**WHAT THE EXERCISE ASKS**
Find every line with the word "TradingView". Copy those lines.

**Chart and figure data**
>> Start

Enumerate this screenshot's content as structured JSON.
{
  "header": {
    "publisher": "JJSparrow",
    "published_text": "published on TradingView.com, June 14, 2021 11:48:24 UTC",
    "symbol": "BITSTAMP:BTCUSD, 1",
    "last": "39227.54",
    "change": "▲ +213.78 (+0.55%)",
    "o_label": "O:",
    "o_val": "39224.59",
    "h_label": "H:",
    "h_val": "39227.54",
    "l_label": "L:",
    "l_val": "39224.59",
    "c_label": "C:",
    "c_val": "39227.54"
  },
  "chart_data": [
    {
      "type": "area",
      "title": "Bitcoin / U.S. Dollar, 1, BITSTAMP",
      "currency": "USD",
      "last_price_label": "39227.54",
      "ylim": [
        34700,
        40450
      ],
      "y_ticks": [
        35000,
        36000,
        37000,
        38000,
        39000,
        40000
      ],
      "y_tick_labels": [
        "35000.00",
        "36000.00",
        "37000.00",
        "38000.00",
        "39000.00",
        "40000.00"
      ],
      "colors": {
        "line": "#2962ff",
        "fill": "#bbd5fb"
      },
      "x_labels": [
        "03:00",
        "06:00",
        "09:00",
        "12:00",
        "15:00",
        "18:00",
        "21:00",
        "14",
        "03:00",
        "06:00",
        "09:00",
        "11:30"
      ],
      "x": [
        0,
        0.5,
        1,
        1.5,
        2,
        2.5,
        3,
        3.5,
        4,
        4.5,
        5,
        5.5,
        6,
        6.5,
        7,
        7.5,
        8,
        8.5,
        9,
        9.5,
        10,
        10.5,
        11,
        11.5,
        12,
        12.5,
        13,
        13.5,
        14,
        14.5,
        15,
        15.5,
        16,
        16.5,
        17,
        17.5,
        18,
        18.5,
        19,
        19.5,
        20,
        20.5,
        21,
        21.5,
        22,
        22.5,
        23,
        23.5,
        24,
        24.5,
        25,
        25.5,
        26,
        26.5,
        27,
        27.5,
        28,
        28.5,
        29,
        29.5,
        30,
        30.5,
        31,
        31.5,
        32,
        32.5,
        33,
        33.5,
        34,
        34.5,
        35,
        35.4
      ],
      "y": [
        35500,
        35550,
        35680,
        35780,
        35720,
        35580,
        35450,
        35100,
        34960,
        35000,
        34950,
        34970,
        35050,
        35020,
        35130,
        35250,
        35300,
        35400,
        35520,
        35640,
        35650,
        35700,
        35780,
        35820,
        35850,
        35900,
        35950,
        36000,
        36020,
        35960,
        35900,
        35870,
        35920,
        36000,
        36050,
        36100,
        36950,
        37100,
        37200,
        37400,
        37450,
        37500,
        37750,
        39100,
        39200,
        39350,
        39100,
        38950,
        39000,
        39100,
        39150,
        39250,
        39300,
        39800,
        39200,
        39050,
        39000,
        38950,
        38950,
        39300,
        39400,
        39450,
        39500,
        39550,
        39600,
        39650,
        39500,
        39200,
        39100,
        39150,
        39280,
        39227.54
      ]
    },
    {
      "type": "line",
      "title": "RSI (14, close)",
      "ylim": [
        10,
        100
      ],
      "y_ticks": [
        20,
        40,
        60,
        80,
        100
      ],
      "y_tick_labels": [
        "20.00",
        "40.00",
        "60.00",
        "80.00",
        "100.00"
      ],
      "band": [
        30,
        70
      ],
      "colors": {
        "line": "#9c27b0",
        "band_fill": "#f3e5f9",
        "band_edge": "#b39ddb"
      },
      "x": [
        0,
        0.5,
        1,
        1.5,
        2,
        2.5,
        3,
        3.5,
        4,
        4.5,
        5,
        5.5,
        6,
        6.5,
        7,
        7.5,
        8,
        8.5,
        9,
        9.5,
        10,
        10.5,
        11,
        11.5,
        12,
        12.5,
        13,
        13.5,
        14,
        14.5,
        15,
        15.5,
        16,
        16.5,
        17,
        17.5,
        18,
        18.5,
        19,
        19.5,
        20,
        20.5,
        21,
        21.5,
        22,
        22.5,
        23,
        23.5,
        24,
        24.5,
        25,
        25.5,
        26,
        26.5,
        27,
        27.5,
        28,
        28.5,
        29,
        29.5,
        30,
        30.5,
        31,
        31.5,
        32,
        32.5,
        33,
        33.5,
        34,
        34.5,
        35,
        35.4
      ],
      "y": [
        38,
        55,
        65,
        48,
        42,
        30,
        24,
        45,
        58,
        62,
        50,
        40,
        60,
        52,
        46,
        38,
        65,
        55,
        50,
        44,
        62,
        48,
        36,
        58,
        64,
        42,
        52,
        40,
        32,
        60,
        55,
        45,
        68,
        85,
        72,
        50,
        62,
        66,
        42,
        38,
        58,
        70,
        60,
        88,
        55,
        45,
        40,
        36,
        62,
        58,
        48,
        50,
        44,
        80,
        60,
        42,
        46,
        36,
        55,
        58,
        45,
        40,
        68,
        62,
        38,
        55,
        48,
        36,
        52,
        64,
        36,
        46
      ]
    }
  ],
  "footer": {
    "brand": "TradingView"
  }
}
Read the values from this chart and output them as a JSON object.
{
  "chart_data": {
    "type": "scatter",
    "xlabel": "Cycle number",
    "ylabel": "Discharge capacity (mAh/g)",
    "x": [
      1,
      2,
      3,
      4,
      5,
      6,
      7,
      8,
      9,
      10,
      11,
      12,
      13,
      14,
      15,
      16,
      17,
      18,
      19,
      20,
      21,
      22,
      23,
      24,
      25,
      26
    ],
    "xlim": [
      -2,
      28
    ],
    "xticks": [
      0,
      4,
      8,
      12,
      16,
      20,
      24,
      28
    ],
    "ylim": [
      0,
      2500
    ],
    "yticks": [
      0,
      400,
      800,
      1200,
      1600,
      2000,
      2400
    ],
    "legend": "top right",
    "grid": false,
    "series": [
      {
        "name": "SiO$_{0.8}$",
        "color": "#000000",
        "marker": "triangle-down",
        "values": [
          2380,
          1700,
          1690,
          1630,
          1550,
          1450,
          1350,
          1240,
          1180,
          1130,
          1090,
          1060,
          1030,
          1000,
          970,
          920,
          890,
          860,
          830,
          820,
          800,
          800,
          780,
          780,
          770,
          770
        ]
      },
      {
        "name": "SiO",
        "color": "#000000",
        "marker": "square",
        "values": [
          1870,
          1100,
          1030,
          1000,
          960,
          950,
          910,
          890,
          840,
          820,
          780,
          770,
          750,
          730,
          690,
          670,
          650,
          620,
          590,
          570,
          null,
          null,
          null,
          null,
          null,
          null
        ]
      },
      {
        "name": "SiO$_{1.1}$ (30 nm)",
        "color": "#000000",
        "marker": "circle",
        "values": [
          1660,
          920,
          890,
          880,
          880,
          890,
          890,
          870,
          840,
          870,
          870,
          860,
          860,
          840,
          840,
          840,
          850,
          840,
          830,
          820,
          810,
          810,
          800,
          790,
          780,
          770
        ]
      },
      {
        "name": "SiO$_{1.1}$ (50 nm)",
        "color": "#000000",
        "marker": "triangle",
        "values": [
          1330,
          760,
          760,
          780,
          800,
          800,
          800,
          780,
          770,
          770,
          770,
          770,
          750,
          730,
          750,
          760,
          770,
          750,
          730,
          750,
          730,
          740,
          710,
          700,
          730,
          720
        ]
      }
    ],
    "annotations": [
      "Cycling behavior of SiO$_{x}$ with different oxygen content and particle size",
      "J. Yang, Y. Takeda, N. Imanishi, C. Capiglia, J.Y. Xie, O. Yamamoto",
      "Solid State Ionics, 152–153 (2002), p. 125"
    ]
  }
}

>> End

**WRITTEN ANSWER**
    "published_text": "published on TradingView.com, June 14, 2021 11:48:24 UTC",
    "brand": "TradingView"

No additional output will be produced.